EXERCISE MATERIALS:
..............................
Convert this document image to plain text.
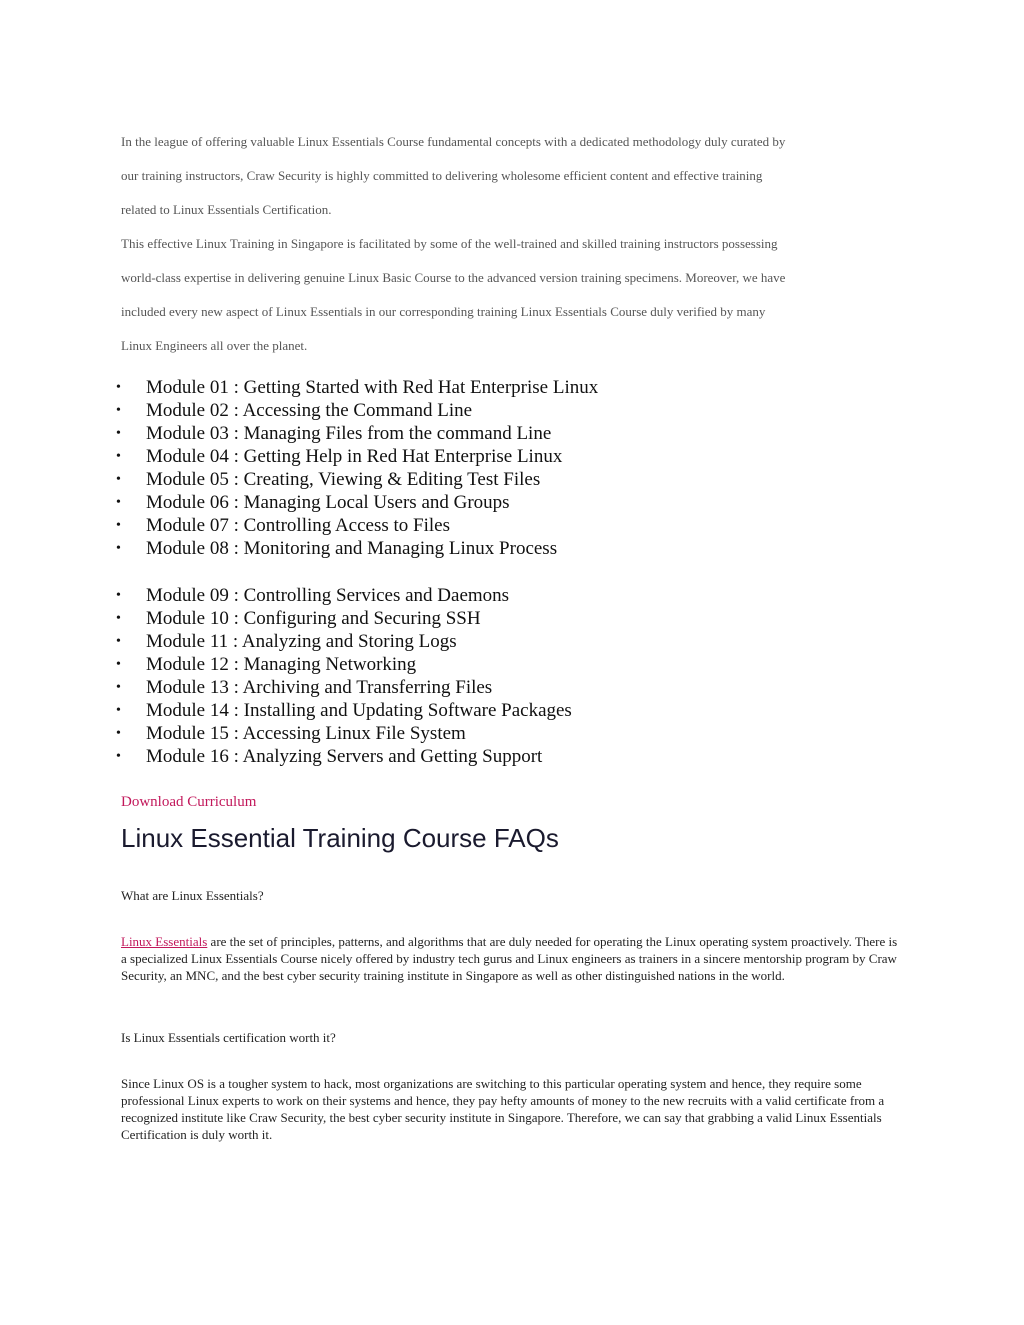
In the league of offering valuable Linux Essentials Course fundamental concepts with a dedicated methodology duly curated by

our training instructors, Craw Security is highly committed to delivering wholesome efficient content and effective training

related to Linux Essentials Certification.

This effective Linux Training in Singapore is facilitated by some of the well-trained and skilled training instructors possessing

world-class expertise in delivering genuine Linux Basic Course to the advanced version training specimens. Moreover, we have

included every new aspect of Linux Essentials in our corresponding training Linux Essentials Course duly verified by many

Linux Engineers all over the planet.

• Module 01 : Getting Started with Red Hat Enterprise Linux
• Module 02 : Accessing the Command Line
• Module 03 : Managing Files from the command Line
• Module 04 : Getting Help in Red Hat Enterprise Linux
• Module 05 : Creating, Viewing & Editing Test Files
• Module 06 : Managing Local Users and Groups
• Module 07 : Controlling Access to Files
• Module 08 : Monitoring and Managing Linux Process
• Module 09 : Controlling Services and Daemons
• Module 10 : Configuring and Securing SSH
• Module 11 : Analyzing and Storing Logs
• Module 12 : Managing Networking
• Module 13 : Archiving and Transferring Files
• Module 14 : Installing and Updating Software Packages
• Module 15 : Accessing Linux File System
• Module 16 : Analyzing Servers and Getting Support
Download Curriculum
Linux Essential Training Course FAQs

What are Linux Essentials?

Linux Essentials are the set of principles, patterns, and algorithms that are duly needed for operating the Linux operating system proactively. There is a specialized Linux Essentials Course nicely offered by industry tech gurus and Linux engineers as trainers in a sincere mentorship program by Craw Security, an MNC, and the best cyber security training institute in Singapore as well as other distinguished nations in the world.

Is Linux Essentials certification worth it?

Since Linux OS is a tougher system to hack, most organizations are switching to this particular operating system and hence, they require some professional Linux experts to work on their systems and hence, they pay hefty amounts of money to the new recruits with a valid certificate from a recognized institute like Craw Security, the best cyber security institute in Singapore. Therefore, we can say that grabbing a valid Linux Essentials Certification is duly worth it.
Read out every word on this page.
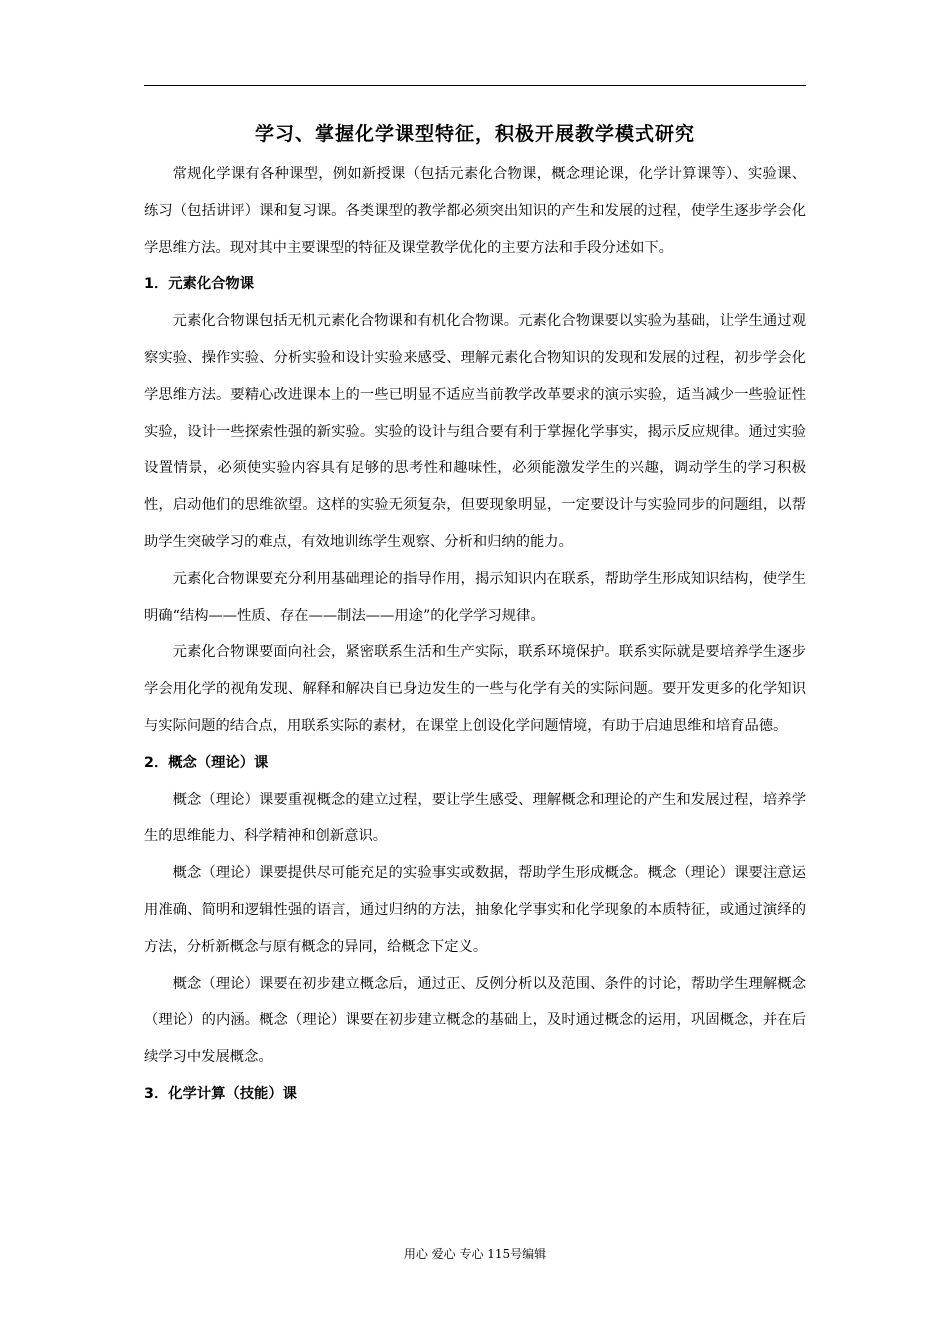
学习、掌握化学课型特征，积极开展教学模式研究

常规化学课有各种课型，例如新授课（包括元素化合物课，概念理论课，化学计算课等）、实验课、练习（包括讲评）课和复习课。各类课型的教学都必须突出知识的产生和发展的过程，使学生逐步学会化学思维方法。现对其中主要课型的特征及课堂教学优化的主要方法和手段分述如下。

1．元素化合物课

元素化合物课包括无机元素化合物课和有机化合物课。元素化合物课要以实验为基础，让学生通过观察实验、操作实验、分析实验和设计实验来感受、理解元素化合物知识的发现和发展的过程，初步学会化学思维方法。要精心改进课本上的一些已明显不适应当前教学改革要求的演示实验，适当减少一些验证性实验，设计一些探索性强的新实验。实验的设计与组合要有利于掌握化学事实，揭示反应规律。通过实验设置情景，必须使实验内容具有足够的思考性和趣味性，必须能激发学生的兴趣，调动学生的学习积极性，启动他们的思维欲望。这样的实验无须复杂，但要现象明显，一定要设计与实验同步的问题组，以帮助学生突破学习的难点，有效地训练学生观察、分析和归纳的能力。

元素化合物课要充分利用基础理论的指导作用，揭示知识内在联系，帮助学生形成知识结构，使学生明确“结构——性质、存在——制法——用途”的化学学习规律。

元素化合物课要面向社会，紧密联系生活和生产实际，联系环境保护。联系实际就是要培养学生逐步学会用化学的视角发现、解释和解决自已身边发生的一些与化学有关的实际问题。要开发更多的化学知识与实际问题的结合点，用联系实际的素材，在课堂上创设化学问题情境，有助于启迪思维和培育品德。

2．概念（理论）课

概念（理论）课要重视概念的建立过程，要让学生感受、理解概念和理论的产生和发展过程，培养学生的思维能力、科学精神和创新意识。

概念（理论）课要提供尽可能充足的实验事实或数据，帮助学生形成概念。概念（理论）课要注意运用准确、简明和逻辑性强的语言，通过归纳的方法，抽象化学事实和化学现象的本质特征，或通过演绎的方法，分析新概念与原有概念的异同，给概念下定义。

概念（理论）课要在初步建立概念后，通过正、反例分析以及范围、条件的讨论，帮助学生理解概念（理论）的内涵。概念（理论）课要在初步建立概念的基础上，及时通过概念的运用，巩固概念，并在后续学习中发展概念。

3．化学计算（技能）课

用心 爱心 专心 115号编辑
..............................
AIM OF THE EXERCISE: Quote the entries in full. Any image among them is to be omitted from the copy.

OUTPUT FOR THIS TASK:
Convert this document image to plain text.
In the league of offering valuable Linux Essentials Course fundamental concepts with a dedicated methodology duly curated by

our training instructors, Craw Security is highly committed to delivering wholesome efficient content and effective training

related to Linux Essentials Certification.

This effective Linux Training in Singapore is facilitated by some of the well-trained and skilled training instructors possessing

world-class expertise in delivering genuine Linux Basic Course to the advanced version training specimens. Moreover, we have

included every new aspect of Linux Essentials in our corresponding training Linux Essentials Course duly verified by many

Linux Engineers all over the planet.

• Module 01 : Getting Started with Red Hat Enterprise Linux
• Module 02 : Accessing the Command Line
• Module 03 : Managing Files from the command Line
• Module 04 : Getting Help in Red Hat Enterprise Linux
• Module 05 : Creating, Viewing & Editing Test Files
• Module 06 : Managing Local Users and Groups
• Module 07 : Controlling Access to Files
• Module 08 : Monitoring and Managing Linux Process
• Module 09 : Controlling Services and Daemons
• Module 10 : Configuring and Securing SSH
• Module 11 : Analyzing and Storing Logs
• Module 12 : Managing Networking
• Module 13 : Archiving and Transferring Files
• Module 14 : Installing and Updating Software Packages
• Module 15 : Accessing Linux File System
• Module 16 : Analyzing Servers and Getting Support
Download Curriculum
Linux Essential Training Course FAQs

What are Linux Essentials?

Linux Essentials are the set of principles, patterns, and algorithms that are duly needed for operating the Linux operating system proactively. There is a specialized Linux Essentials Course nicely offered by industry tech gurus and Linux engineers as trainers in a sincere mentorship program by Craw Security, an MNC, and the best cyber security training institute in Singapore as well as other distinguished nations in the world.

Is Linux Essentials certification worth it?

Since Linux OS is a tougher system to hack, most organizations are switching to this particular operating system and hence, they require some professional Linux experts to work on their systems and hence, they pay hefty amounts of money to the new recruits with a valid certificate from a recognized institute like Craw Security, the best cyber security institute in Singapore. Therefore, we can say that grabbing a valid Linux Essentials Certification is duly worth it.
Read out every word on this page.
学习、掌握化学课型特征，积极开展教学模式研究

常规化学课有各种课型，例如新授课（包括元素化合物课，概念理论课，化学计算课等）、实验课、练习（包括讲评）课和复习课。各类课型的教学都必须突出知识的产生和发展的过程，使学生逐步学会化学思维方法。现对其中主要课型的特征及课堂教学优化的主要方法和手段分述如下。

1．元素化合物课

元素化合物课包括无机元素化合物课和有机化合物课。元素化合物课要以实验为基础，让学生通过观察实验、操作实验、分析实验和设计实验来感受、理解元素化合物知识的发现和发展的过程，初步学会化学思维方法。要精心改进课本上的一些已明显不适应当前教学改革要求的演示实验，适当减少一些验证性实验，设计一些探索性强的新实验。实验的设计与组合要有利于掌握化学事实，揭示反应规律。通过实验设置情景，必须使实验内容具有足够的思考性和趣味性，必须能激发学生的兴趣，调动学生的学习积极性，启动他们的思维欲望。这样的实验无须复杂，但要现象明显，一定要设计与实验同步的问题组，以帮助学生突破学习的难点，有效地训练学生观察、分析和归纳的能力。

元素化合物课要充分利用基础理论的指导作用，揭示知识内在联系，帮助学生形成知识结构，使学生明确“结构——性质、存在——制法——用途”的化学学习规律。

元素化合物课要面向社会，紧密联系生活和生产实际，联系环境保护。联系实际就是要培养学生逐步学会用化学的视角发现、解释和解决自已身边发生的一些与化学有关的实际问题。要开发更多的化学知识与实际问题的结合点，用联系实际的素材，在课堂上创设化学问题情境，有助于启迪思维和培育品德。

2．概念（理论）课

概念（理论）课要重视概念的建立过程，要让学生感受、理解概念和理论的产生和发展过程，培养学生的思维能力、科学精神和创新意识。

概念（理论）课要提供尽可能充足的实验事实或数据，帮助学生形成概念。概念（理论）课要注意运用准确、简明和逻辑性强的语言，通过归纳的方法，抽象化学事实和化学现象的本质特征，或通过演绎的方法，分析新概念与原有概念的异同，给概念下定义。

概念（理论）课要在初步建立概念后，通过正、反例分析以及范围、条件的讨论，帮助学生理解概念（理论）的内涵。概念（理论）课要在初步建立概念的基础上，及时通过概念的运用，巩固概念，并在后续学习中发展概念。

3．化学计算（技能）课

用心 爱心 专心 115号编辑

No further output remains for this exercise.